For each line below that contains the string "Consolidado", copy that line.

## Begin

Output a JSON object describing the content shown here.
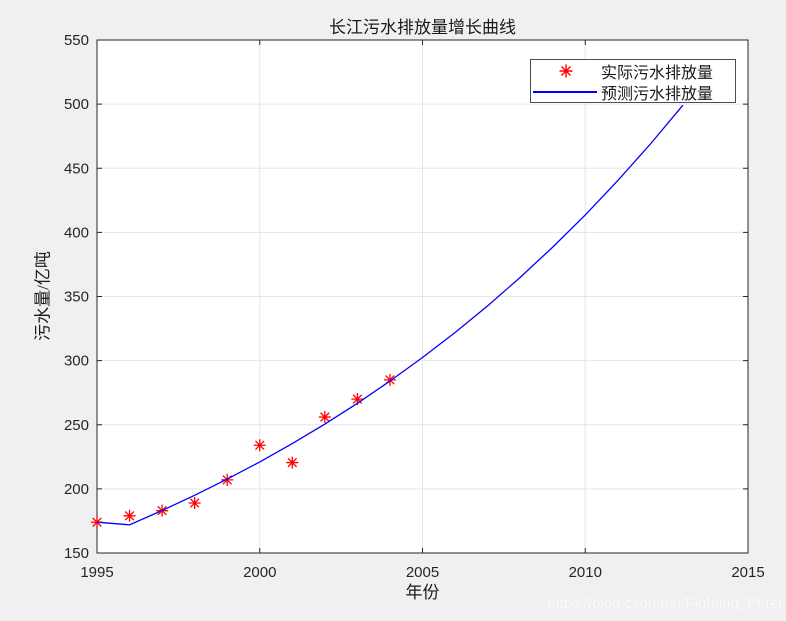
{
  "figure": {
    "title": "长江污水排放量增长曲线",
    "xlabel": "年份",
    "ylabel": "污水量/亿吨",
    "watermark": "https://blog.csdn.net/Fighting_Peter"
  },
  "legend": {
    "position": "top-right",
    "items": [
      {
        "label": "实际污水排放量",
        "marker": "red-asterisk",
        "color": "#ff0000"
      },
      {
        "label": "预测污水排放量",
        "marker": "blue-line",
        "color": "#0000ff"
      }
    ]
  },
  "chart_data": {
    "type": "line",
    "title": "长江污水排放量增长曲线",
    "xlabel": "年份",
    "ylabel": "污水量/亿吨",
    "xlim": [
      1995,
      2015
    ],
    "ylim": [
      150,
      550
    ],
    "xticks": [
      1995,
      2000,
      2005,
      2010,
      2015
    ],
    "yticks": [
      150,
      200,
      250,
      300,
      350,
      400,
      450,
      500,
      550
    ],
    "grid": true,
    "legend_position": "top-right",
    "series": [
      {
        "name": "实际污水排放量",
        "type": "scatter",
        "marker": "asterisk",
        "color": "#ff0000",
        "x": [
          1995,
          1996,
          1997,
          1998,
          1999,
          2000,
          2001,
          2002,
          2003,
          2004
        ],
        "y": [
          174,
          179,
          183,
          189,
          207,
          234,
          220.5,
          256,
          270,
          285
        ]
      },
      {
        "name": "预测污水排放量",
        "type": "line",
        "color": "#0000ff",
        "x": [
          1995,
          1996,
          1997,
          1998,
          1999,
          2000,
          2001,
          2002,
          2003,
          2004,
          2005,
          2006,
          2007,
          2008,
          2009,
          2010,
          2011,
          2012,
          2013
        ],
        "y": [
          174,
          172,
          183.1,
          195.0,
          207.6,
          221.0,
          235.3,
          250.5,
          266.7,
          284.0,
          302.4,
          321.9,
          342.7,
          364.9,
          388.5,
          413.6,
          440.4,
          468.9,
          499.2
        ]
      }
    ]
  },
  "style": {
    "figure_bg": "#f0f0f0",
    "plot_bg": "#ffffff",
    "axis_color": "#262626",
    "grid_color": "#e6e6e6",
    "tick_label_color": "#262626"
  }
}
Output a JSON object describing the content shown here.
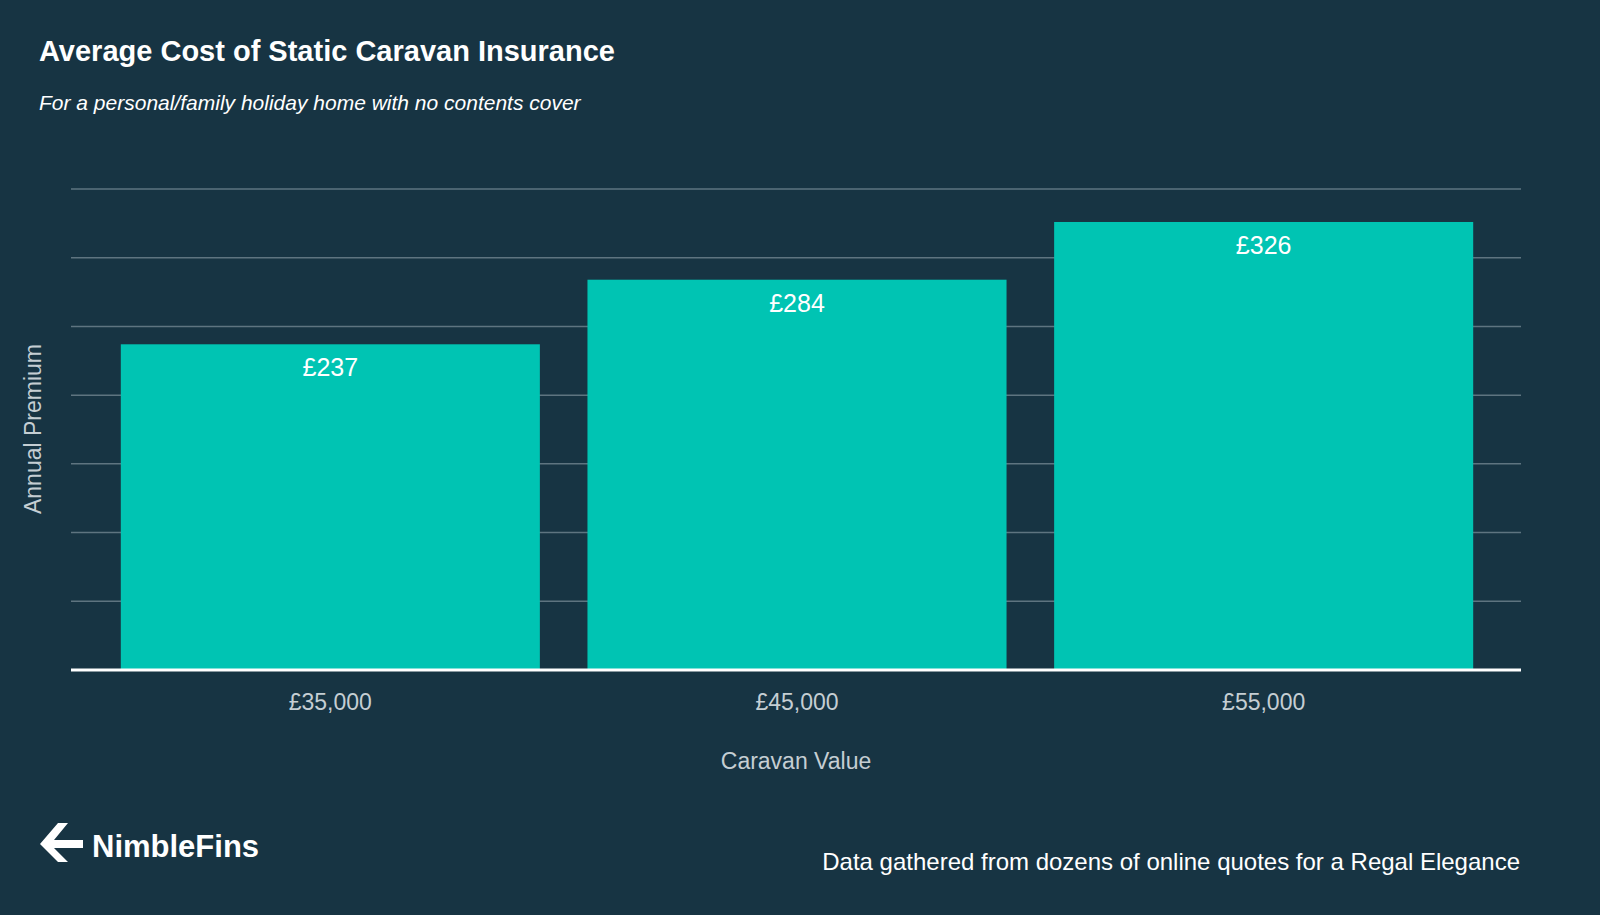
{
  "chart_data": {
    "type": "bar",
    "title": "Average Cost of Static Caravan Insurance",
    "subtitle": "For a personal/family holiday home with no contents cover",
    "x_label": "Caravan Value",
    "y_label": "Annual Premium",
    "categories": [
      "£35,000",
      "£45,000",
      "£55,000"
    ],
    "values": [
      237,
      284,
      326
    ],
    "value_labels": [
      "£237",
      "£284",
      "£326"
    ],
    "color": "#00c4b3",
    "ylim": [
      0,
      350
    ],
    "yticks": [
      0,
      50,
      100,
      150,
      200,
      250,
      300,
      350
    ],
    "grid": true,
    "data_labels": true,
    "tick_labels": "x",
    "brand": "NimbleFins",
    "source": "Data gathered from dozens of online quotes for a Regal Elegance"
  }
}
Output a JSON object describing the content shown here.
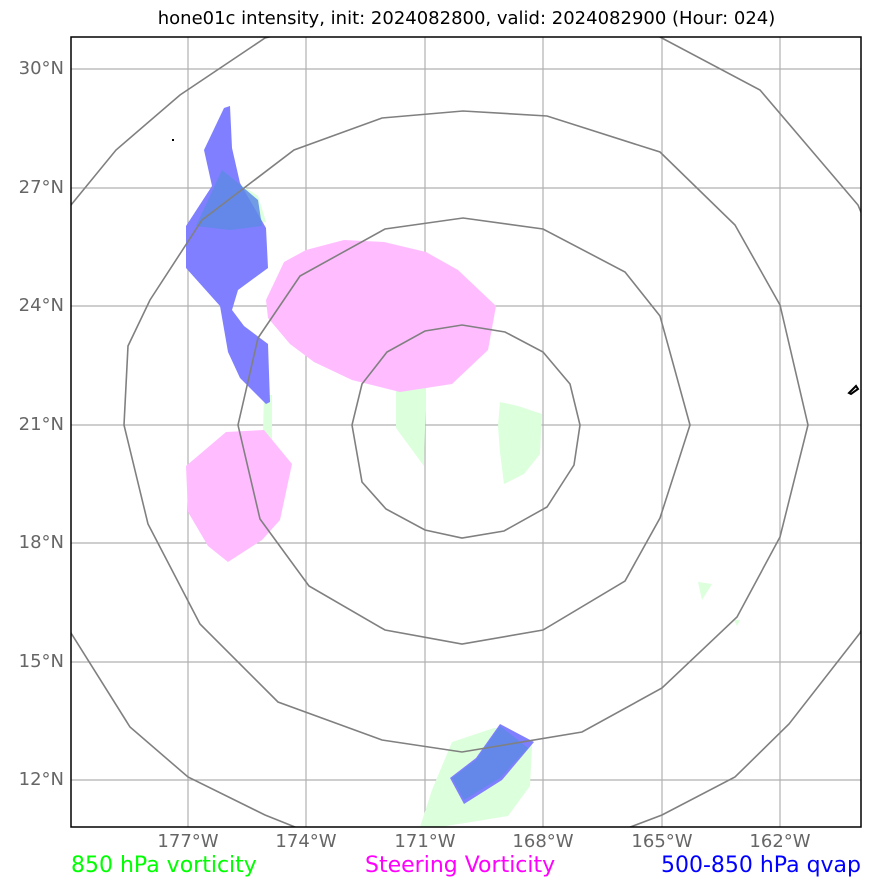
{
  "title": "hone01c intensity, init: 2024082800, valid: 2024082900 (Hour: 024)",
  "map": {
    "latitude_labels": [
      "30°N",
      "27°N",
      "24°N",
      "21°N",
      "18°N",
      "15°N",
      "12°N"
    ],
    "longitude_labels": [
      "177°W",
      "174°W",
      "171°W",
      "168°W",
      "165°W",
      "162°W"
    ]
  },
  "legend": {
    "vorticity_850": {
      "label": "850 hPa vorticity",
      "color": "#00ff00"
    },
    "steering_vorticity": {
      "label": "Steering Vorticity",
      "color": "#ff00ff"
    },
    "qvap_500_850": {
      "label": "500-850 hPa qvap",
      "color": "#0000ff"
    }
  },
  "colors": {
    "green_fill": "#dcffdc",
    "magenta_fill": "#ffbdff",
    "blue_fill": "#7f7fff",
    "grid": "#b0b0b0",
    "rings": "#808080"
  }
}
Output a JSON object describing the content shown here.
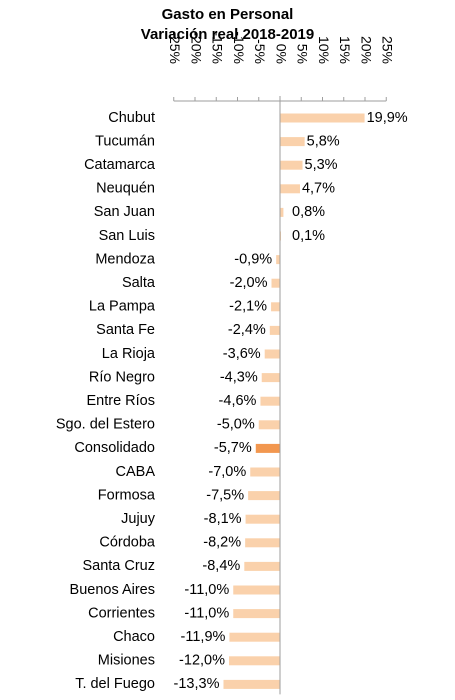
{
  "chart_data": {
    "type": "bar",
    "orientation": "horizontal",
    "title": "Gasto en Personal",
    "subtitle": "Variación real 2018-2019",
    "xlim": [
      -25,
      25
    ],
    "xticks": [
      -25,
      -20,
      -15,
      -10,
      -5,
      0,
      5,
      10,
      15,
      20,
      25
    ],
    "tick_labels": [
      "-25%",
      "-20%",
      "-15%",
      "-10%",
      "-5%",
      "0%",
      "5%",
      "10%",
      "15%",
      "20%",
      "25%"
    ],
    "grid": false,
    "colors": {
      "bar": "#fad1ab",
      "highlight": "#f2974f",
      "axis": "#9e9e9e"
    },
    "highlight_category": "Consolidado",
    "categories": [
      "Chubut",
      "Tucumán",
      "Catamarca",
      "Neuquén",
      "San Juan",
      "San Luis",
      "Mendoza",
      "Salta",
      "La Pampa",
      "Santa Fe",
      "La Rioja",
      "Río Negro",
      "Entre Ríos",
      "Sgo. del Estero",
      "Consolidado",
      "CABA",
      "Formosa",
      "Jujuy",
      "Córdoba",
      "Santa Cruz",
      "Buenos Aires",
      "Corrientes",
      "Chaco",
      "Misiones",
      "T. del Fuego"
    ],
    "values": [
      19.9,
      5.8,
      5.3,
      4.7,
      0.8,
      0.1,
      -0.9,
      -2.0,
      -2.1,
      -2.4,
      -3.6,
      -4.3,
      -4.6,
      -5.0,
      -5.7,
      -7.0,
      -7.5,
      -8.1,
      -8.2,
      -8.4,
      -11.0,
      -11.0,
      -11.9,
      -12.0,
      -13.3
    ],
    "value_labels": [
      "19,9%",
      "5,8%",
      "5,3%",
      "4,7%",
      "0,8%",
      "0,1%",
      "-0,9%",
      "-2,0%",
      "-2,1%",
      "-2,4%",
      "-3,6%",
      "-4,3%",
      "-4,6%",
      "-5,0%",
      "-5,7%",
      "-7,0%",
      "-7,5%",
      "-8,1%",
      "-8,2%",
      "-8,4%",
      "-11,0%",
      "-11,0%",
      "-11,9%",
      "-12,0%",
      "-13,3%"
    ]
  }
}
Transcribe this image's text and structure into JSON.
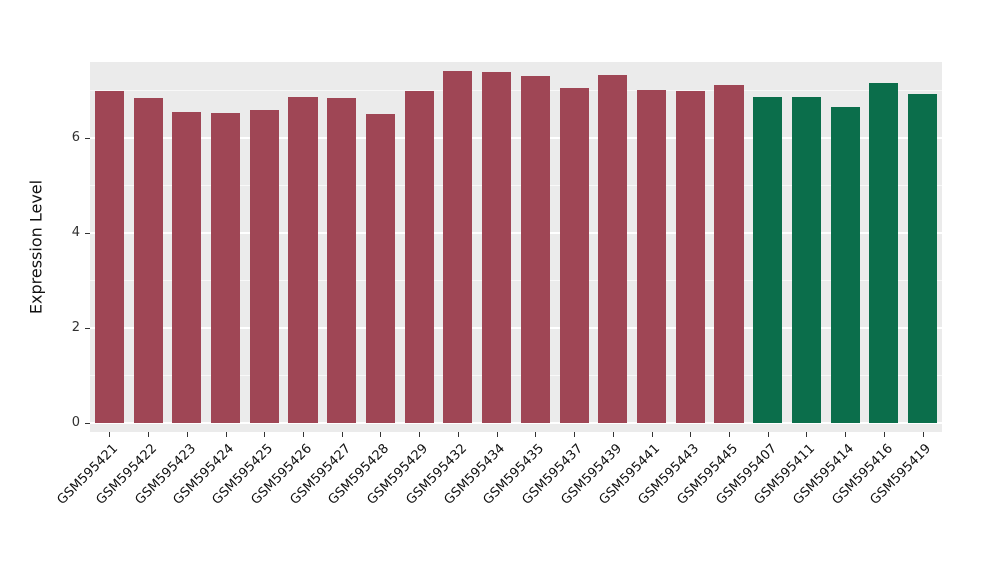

## End

- Task solution
    "highlight_category": "Consolidado",
      "Consolidado",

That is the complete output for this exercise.